- **Your goal**:
From the data that follows, copy every line holding the string "axis".

[begin Excerpted records]

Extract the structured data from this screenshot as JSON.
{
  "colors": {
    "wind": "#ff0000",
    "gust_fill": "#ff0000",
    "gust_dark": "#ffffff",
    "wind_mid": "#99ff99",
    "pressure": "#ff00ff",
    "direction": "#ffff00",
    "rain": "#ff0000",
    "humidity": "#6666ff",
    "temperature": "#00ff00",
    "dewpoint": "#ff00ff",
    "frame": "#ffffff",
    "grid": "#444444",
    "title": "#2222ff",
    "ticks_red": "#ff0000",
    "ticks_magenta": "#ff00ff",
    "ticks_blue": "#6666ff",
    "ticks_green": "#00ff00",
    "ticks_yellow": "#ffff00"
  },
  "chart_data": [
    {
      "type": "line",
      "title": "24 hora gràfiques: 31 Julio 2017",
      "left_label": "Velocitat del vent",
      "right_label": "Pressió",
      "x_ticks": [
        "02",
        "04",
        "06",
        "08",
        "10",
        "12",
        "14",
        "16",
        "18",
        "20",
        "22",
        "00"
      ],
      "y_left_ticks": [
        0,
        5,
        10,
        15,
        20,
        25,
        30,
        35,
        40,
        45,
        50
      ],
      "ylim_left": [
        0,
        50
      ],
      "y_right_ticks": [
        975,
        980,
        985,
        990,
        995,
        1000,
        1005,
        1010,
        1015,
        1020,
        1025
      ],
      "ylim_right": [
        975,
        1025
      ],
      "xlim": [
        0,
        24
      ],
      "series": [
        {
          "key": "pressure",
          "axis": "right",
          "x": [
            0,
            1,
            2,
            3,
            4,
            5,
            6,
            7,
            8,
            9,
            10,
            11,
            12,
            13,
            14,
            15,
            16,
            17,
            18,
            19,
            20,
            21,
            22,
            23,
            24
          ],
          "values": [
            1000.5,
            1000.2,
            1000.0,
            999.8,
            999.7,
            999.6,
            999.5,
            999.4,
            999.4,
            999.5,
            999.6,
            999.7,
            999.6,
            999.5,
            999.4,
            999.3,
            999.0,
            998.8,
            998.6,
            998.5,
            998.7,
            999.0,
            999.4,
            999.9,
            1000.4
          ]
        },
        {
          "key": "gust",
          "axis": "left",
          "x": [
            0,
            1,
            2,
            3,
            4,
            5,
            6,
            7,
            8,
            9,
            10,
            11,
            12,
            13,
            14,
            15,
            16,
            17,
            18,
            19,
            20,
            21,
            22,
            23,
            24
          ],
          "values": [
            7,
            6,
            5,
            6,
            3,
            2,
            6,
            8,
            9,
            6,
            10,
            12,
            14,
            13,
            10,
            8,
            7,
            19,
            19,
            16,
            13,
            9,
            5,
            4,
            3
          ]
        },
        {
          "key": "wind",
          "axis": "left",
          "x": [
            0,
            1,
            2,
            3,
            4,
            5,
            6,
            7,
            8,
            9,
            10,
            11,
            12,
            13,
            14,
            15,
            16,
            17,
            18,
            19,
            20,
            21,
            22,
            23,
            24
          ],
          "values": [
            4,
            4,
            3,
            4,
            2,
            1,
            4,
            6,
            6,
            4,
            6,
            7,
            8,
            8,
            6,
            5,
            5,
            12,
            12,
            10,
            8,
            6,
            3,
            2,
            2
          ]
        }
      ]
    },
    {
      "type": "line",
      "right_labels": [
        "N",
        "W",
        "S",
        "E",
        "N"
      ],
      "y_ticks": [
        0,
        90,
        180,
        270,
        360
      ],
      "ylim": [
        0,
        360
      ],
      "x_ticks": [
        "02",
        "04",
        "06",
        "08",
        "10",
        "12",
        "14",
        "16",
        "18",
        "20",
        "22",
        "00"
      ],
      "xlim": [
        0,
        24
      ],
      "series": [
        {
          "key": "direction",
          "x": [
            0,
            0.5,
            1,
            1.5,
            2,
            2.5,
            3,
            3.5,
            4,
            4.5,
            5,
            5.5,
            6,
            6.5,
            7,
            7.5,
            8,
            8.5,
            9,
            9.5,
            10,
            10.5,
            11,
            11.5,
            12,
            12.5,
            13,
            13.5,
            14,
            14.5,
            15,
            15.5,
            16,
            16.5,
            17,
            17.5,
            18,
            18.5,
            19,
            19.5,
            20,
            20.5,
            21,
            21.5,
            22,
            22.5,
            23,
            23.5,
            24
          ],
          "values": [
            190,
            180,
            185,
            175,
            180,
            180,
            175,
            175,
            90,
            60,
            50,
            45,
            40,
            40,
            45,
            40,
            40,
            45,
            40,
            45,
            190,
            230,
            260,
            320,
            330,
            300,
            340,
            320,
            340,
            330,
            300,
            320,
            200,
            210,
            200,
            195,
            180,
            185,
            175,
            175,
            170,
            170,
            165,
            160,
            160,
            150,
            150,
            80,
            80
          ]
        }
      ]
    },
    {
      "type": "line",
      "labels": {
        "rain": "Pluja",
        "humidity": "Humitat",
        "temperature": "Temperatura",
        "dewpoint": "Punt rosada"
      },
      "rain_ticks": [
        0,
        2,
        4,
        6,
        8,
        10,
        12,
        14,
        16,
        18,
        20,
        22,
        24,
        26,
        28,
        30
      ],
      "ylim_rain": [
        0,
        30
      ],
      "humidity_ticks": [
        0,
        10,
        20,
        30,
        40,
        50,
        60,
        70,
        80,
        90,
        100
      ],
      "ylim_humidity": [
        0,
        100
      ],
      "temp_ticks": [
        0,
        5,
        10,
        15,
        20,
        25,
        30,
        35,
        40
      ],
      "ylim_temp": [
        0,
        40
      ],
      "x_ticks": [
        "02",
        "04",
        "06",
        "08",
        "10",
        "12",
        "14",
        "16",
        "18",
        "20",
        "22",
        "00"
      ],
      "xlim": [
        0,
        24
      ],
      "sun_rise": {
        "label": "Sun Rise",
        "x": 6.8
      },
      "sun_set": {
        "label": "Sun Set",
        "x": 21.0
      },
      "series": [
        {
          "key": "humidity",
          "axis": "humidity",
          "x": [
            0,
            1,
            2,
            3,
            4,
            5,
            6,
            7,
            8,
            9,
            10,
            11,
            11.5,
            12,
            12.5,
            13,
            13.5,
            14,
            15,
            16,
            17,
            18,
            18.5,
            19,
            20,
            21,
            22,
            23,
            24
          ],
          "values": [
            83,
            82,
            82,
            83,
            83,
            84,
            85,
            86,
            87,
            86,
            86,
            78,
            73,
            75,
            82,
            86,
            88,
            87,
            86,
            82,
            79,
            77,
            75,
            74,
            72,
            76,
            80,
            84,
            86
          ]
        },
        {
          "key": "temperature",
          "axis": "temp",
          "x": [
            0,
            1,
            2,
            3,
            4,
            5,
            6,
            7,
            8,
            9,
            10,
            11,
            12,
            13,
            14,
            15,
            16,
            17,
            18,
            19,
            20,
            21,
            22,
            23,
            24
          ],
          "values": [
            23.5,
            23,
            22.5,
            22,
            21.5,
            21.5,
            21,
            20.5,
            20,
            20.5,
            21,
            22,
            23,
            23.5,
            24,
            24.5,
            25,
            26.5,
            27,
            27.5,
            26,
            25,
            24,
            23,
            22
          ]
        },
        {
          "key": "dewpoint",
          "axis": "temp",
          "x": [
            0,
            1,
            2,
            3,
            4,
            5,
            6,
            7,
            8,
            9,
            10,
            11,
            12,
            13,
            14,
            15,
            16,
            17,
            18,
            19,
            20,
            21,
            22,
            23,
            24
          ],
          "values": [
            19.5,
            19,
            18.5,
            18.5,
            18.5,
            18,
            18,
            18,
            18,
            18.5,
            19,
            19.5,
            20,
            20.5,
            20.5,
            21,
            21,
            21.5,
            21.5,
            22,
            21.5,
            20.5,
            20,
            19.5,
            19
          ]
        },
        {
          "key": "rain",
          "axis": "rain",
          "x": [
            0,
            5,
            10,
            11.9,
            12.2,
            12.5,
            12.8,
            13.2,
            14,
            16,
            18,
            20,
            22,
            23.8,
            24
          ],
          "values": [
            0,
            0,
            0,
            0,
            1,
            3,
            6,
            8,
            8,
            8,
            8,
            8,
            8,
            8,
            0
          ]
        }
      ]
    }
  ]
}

[end Excerpted records]

- **Right answer**:
          "axis": "right",
          "axis": "left",
          "axis": "left",
          "axis": "humidity",
          "axis": "temp",
          "axis": "temp",
          "axis": "rain",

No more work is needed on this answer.